- DIRECTION
Copy all the material below, exactly as it stands.

- GIVEN RECORDS
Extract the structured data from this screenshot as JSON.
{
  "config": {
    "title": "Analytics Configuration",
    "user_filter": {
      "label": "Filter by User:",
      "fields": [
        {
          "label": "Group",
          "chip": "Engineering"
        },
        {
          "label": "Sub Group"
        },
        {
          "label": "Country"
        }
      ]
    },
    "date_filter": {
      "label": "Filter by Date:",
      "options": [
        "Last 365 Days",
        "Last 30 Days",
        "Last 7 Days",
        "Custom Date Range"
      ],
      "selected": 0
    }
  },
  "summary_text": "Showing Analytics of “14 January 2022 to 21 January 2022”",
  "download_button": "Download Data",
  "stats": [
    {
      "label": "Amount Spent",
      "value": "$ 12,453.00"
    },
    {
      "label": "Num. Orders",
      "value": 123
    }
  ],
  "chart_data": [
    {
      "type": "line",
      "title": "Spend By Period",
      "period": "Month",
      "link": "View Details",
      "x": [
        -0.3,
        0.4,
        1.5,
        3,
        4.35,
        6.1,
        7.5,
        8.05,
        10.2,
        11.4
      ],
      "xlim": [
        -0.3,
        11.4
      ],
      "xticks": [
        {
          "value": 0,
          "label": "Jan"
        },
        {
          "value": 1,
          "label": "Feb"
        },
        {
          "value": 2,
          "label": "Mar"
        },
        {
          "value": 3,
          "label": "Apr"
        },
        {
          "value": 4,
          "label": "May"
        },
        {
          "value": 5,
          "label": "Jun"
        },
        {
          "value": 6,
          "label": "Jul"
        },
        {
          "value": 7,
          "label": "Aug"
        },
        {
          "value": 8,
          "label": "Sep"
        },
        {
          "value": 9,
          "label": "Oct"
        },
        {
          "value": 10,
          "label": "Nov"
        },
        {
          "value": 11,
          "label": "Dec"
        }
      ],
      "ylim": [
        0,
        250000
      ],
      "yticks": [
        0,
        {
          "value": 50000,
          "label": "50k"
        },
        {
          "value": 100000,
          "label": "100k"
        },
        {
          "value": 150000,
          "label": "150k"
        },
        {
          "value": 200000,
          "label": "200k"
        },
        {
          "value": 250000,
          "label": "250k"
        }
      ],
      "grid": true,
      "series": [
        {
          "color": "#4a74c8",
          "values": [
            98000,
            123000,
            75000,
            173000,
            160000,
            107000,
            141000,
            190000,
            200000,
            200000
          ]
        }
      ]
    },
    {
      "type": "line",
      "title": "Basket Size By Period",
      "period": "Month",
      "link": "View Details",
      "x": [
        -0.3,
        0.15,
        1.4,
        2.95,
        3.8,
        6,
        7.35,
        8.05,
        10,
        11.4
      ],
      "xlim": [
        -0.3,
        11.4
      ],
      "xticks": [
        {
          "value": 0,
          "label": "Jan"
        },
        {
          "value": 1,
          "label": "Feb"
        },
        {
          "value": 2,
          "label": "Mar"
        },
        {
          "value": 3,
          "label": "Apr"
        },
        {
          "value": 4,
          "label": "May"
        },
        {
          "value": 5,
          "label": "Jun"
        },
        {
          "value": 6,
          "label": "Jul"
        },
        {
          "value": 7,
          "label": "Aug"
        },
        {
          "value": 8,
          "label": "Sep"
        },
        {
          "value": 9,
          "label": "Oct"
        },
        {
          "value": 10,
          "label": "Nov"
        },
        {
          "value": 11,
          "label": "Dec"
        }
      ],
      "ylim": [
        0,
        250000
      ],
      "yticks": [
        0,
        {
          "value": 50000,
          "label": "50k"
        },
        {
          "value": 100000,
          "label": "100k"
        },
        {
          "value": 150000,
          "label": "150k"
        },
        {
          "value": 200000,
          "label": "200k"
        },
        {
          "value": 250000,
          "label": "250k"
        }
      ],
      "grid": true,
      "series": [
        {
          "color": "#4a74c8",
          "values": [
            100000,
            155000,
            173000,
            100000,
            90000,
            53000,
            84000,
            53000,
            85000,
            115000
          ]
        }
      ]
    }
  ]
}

- ANSWER
Extract the structured data from this screenshot as JSON.
{
  "config": {
    "title": "Analytics Configuration",
    "user_filter": {
      "label": "Filter by User:",
      "fields": [
        {
          "label": "Group",
          "chip": "Engineering"
        },
        {
          "label": "Sub Group"
        },
        {
          "label": "Country"
        }
      ]
    },
    "date_filter": {
      "label": "Filter by Date:",
      "options": [
        "Last 365 Days",
        "Last 30 Days",
        "Last 7 Days",
        "Custom Date Range"
      ],
      "selected": 0
    }
  },
  "summary_text": "Showing Analytics of “14 January 2022 to 21 January 2022”",
  "download_button": "Download Data",
  "stats": [
    {
      "label": "Amount Spent",
      "value": "$ 12,453.00"
    },
    {
      "label": "Num. Orders",
      "value": 123
    }
  ],
  "chart_data": [
    {
      "type": "line",
      "title": "Spend By Period",
      "period": "Month",
      "link": "View Details",
      "x": [
        -0.3,
        0.4,
        1.5,
        3,
        4.35,
        6.1,
        7.5,
        8.05,
        10.2,
        11.4
      ],
      "xlim": [
        -0.3,
        11.4
      ],
      "xticks": [
        {
          "value": 0,
          "label": "Jan"
        },
        {
          "value": 1,
          "label": "Feb"
        },
        {
          "value": 2,
          "label": "Mar"
        },
        {
          "value": 3,
          "label": "Apr"
        },
        {
          "value": 4,
          "label": "May"
        },
        {
          "value": 5,
          "label": "Jun"
        },
        {
          "value": 6,
          "label": "Jul"
        },
        {
          "value": 7,
          "label": "Aug"
        },
        {
          "value": 8,
          "label": "Sep"
        },
        {
          "value": 9,
          "label": "Oct"
        },
        {
          "value": 10,
          "label": "Nov"
        },
        {
          "value": 11,
          "label": "Dec"
        }
      ],
      "ylim": [
        0,
        250000
      ],
      "yticks": [
        0,
        {
          "value": 50000,
          "label": "50k"
        },
        {
          "value": 100000,
          "label": "100k"
        },
        {
          "value": 150000,
          "label": "150k"
        },
        {
          "value": 200000,
          "label": "200k"
        },
        {
          "value": 250000,
          "label": "250k"
        }
      ],
      "grid": true,
      "series": [
        {
          "color": "#4a74c8",
          "values": [
            98000,
            123000,
            75000,
            173000,
            160000,
            107000,
            141000,
            190000,
            200000,
            200000
          ]
        }
      ]
    },
    {
      "type": "line",
      "title": "Basket Size By Period",
      "period": "Month",
      "link": "View Details",
      "x": [
        -0.3,
        0.15,
        1.4,
        2.95,
        3.8,
        6,
        7.35,
        8.05,
        10,
        11.4
      ],
      "xlim": [
        -0.3,
        11.4
      ],
      "xticks": [
        {
          "value": 0,
          "label": "Jan"
        },
        {
          "value": 1,
          "label": "Feb"
        },
        {
          "value": 2,
          "label": "Mar"
        },
        {
          "value": 3,
          "label": "Apr"
        },
        {
          "value": 4,
          "label": "May"
        },
        {
          "value": 5,
          "label": "Jun"
        },
        {
          "value": 6,
          "label": "Jul"
        },
        {
          "value": 7,
          "label": "Aug"
        },
        {
          "value": 8,
          "label": "Sep"
        },
        {
          "value": 9,
          "label": "Oct"
        },
        {
          "value": 10,
          "label": "Nov"
        },
        {
          "value": 11,
          "label": "Dec"
        }
      ],
      "ylim": [
        0,
        250000
      ],
      "yticks": [
        0,
        {
          "value": 50000,
          "label": "50k"
        },
        {
          "value": 100000,
          "label": "100k"
        },
        {
          "value": 150000,
          "label": "150k"
        },
        {
          "value": 200000,
          "label": "200k"
        },
        {
          "value": 250000,
          "label": "250k"
        }
      ],
      "grid": true,
      "series": [
        {
          "color": "#4a74c8",
          "values": [
            100000,
            155000,
            173000,
            100000,
            90000,
            53000,
            84000,
            53000,
            85000,
            115000
          ]
        }
      ]
    }
  ]
}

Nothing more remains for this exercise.